■ **What the exercise asks**: Give a count of the lines below that have the string "title" in them, with no other words.

■ **Records for this task**:
---------------

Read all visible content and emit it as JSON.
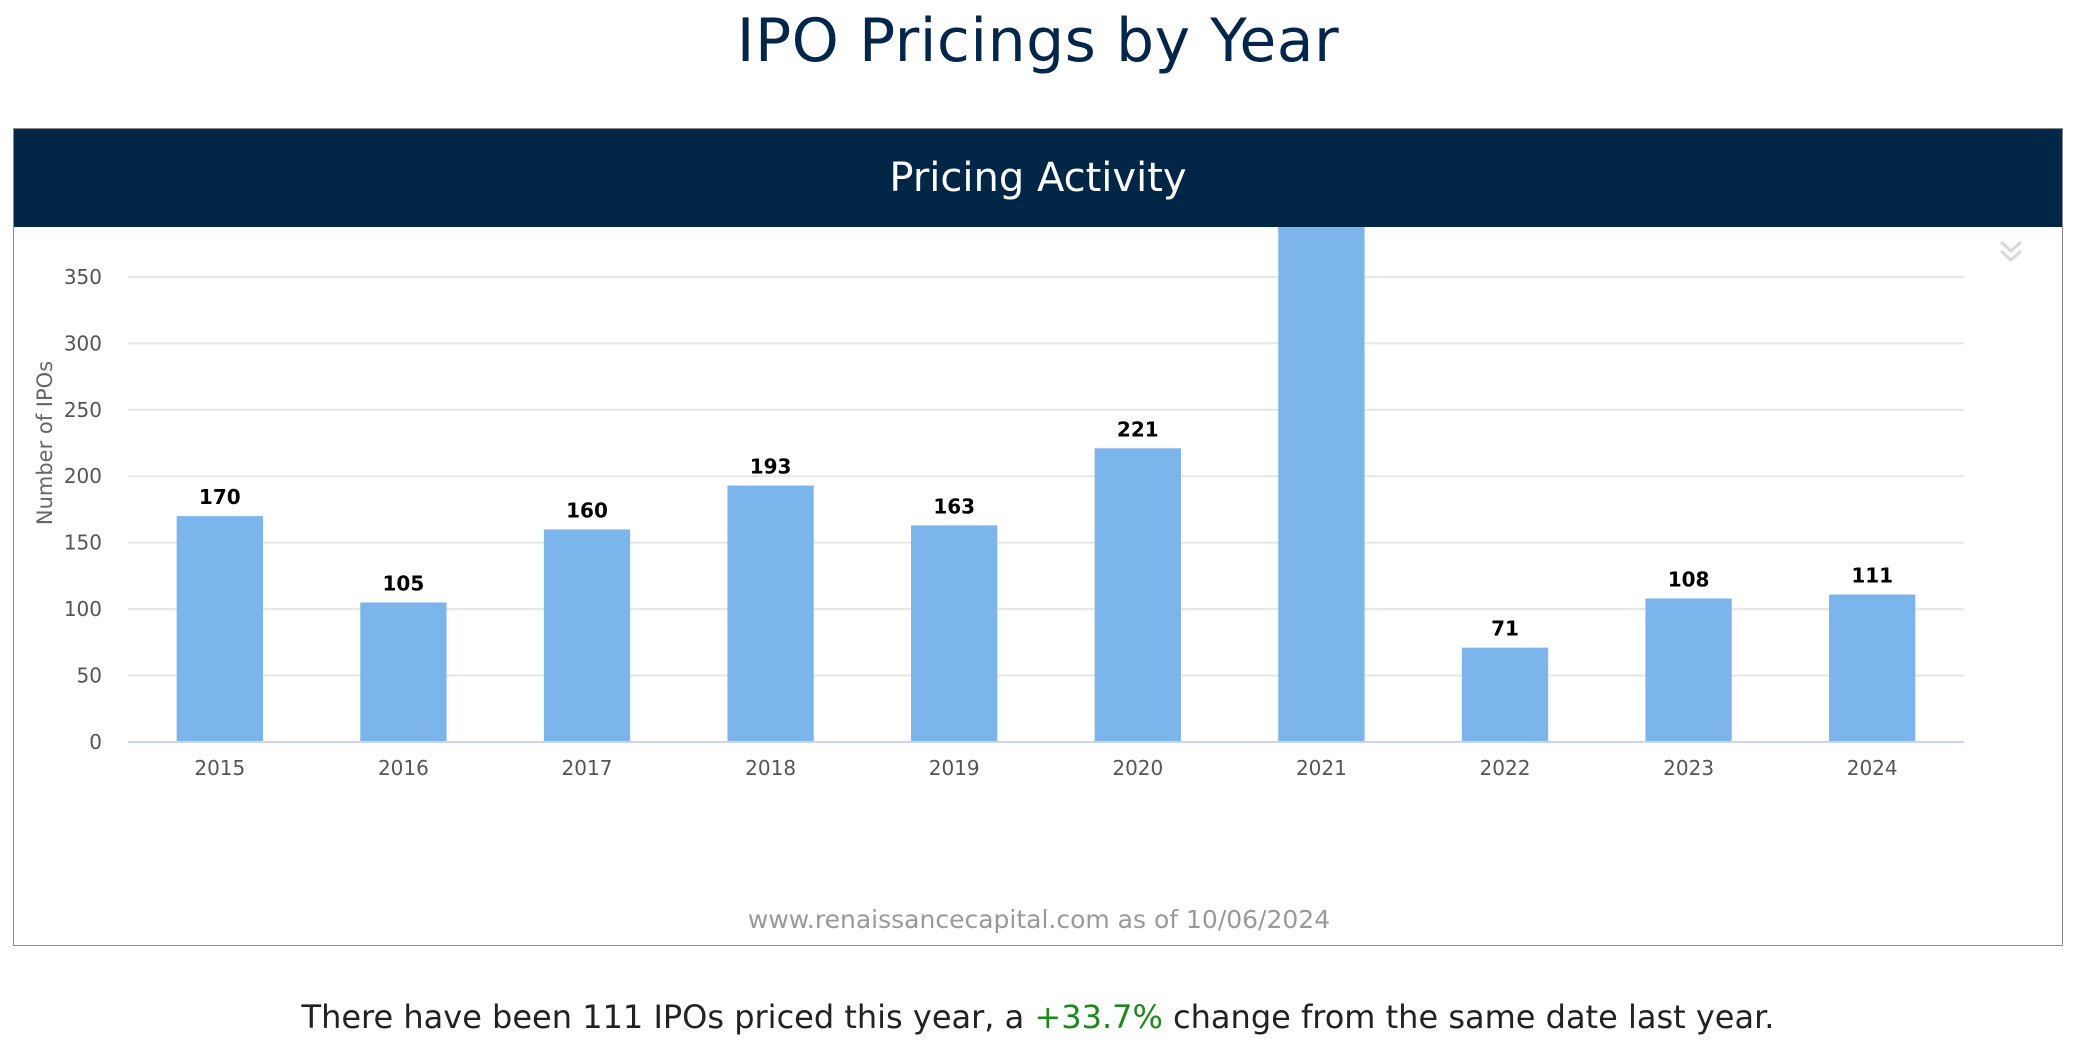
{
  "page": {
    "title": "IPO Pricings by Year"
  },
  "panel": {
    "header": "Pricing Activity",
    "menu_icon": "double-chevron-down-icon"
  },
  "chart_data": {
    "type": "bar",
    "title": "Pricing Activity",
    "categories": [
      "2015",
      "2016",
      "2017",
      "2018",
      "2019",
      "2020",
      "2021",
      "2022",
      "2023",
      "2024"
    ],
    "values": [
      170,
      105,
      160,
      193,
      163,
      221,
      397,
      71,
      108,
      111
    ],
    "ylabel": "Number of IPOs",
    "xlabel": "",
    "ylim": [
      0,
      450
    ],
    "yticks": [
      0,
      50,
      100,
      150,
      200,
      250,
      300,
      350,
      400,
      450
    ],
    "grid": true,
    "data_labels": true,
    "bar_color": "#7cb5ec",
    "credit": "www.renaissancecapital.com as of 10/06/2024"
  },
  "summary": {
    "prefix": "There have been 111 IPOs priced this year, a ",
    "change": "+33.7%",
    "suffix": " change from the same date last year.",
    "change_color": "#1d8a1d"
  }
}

---------------

■ **Written response**: 2